Work to do:
Only the pictures are left out: repeat the rest of the entries exactly.
··········
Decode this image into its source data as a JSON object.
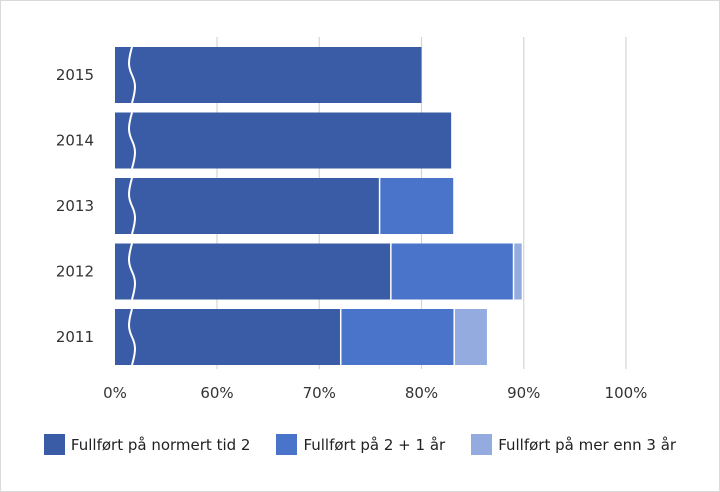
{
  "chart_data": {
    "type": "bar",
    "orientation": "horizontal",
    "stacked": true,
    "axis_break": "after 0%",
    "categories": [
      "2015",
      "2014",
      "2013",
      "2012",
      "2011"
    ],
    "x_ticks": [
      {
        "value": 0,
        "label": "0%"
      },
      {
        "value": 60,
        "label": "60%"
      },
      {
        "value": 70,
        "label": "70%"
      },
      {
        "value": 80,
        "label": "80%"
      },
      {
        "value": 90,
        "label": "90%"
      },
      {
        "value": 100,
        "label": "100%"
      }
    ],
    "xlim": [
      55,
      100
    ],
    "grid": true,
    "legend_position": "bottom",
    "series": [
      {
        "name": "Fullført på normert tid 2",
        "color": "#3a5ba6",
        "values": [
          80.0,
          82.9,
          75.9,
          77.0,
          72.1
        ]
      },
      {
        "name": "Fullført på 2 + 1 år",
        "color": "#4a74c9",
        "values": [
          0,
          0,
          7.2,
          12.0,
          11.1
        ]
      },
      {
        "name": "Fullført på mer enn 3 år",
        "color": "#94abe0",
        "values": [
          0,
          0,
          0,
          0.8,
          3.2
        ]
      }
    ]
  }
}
··········
Written solution:
Decode this image into its source data as a JSON object.
{
  "chart_data": {
    "type": "bar",
    "orientation": "horizontal",
    "stacked": true,
    "axis_break": "after 0%",
    "categories": [
      "2015",
      "2014",
      "2013",
      "2012",
      "2011"
    ],
    "x_ticks": [
      {
        "value": 0,
        "label": "0%"
      },
      {
        "value": 60,
        "label": "60%"
      },
      {
        "value": 70,
        "label": "70%"
      },
      {
        "value": 80,
        "label": "80%"
      },
      {
        "value": 90,
        "label": "90%"
      },
      {
        "value": 100,
        "label": "100%"
      }
    ],
    "xlim": [
      55,
      100
    ],
    "grid": true,
    "legend_position": "bottom",
    "series": [
      {
        "name": "Fullført på normert tid 2",
        "color": "#3a5ba6",
        "values": [
          80.0,
          82.9,
          75.9,
          77.0,
          72.1
        ]
      },
      {
        "name": "Fullført på 2 + 1 år",
        "color": "#4a74c9",
        "values": [
          0,
          0,
          7.2,
          12.0,
          11.1
        ]
      },
      {
        "name": "Fullført på mer enn 3 år",
        "color": "#94abe0",
        "values": [
          0,
          0,
          0,
          0.8,
          3.2
        ]
      }
    ]
  }
}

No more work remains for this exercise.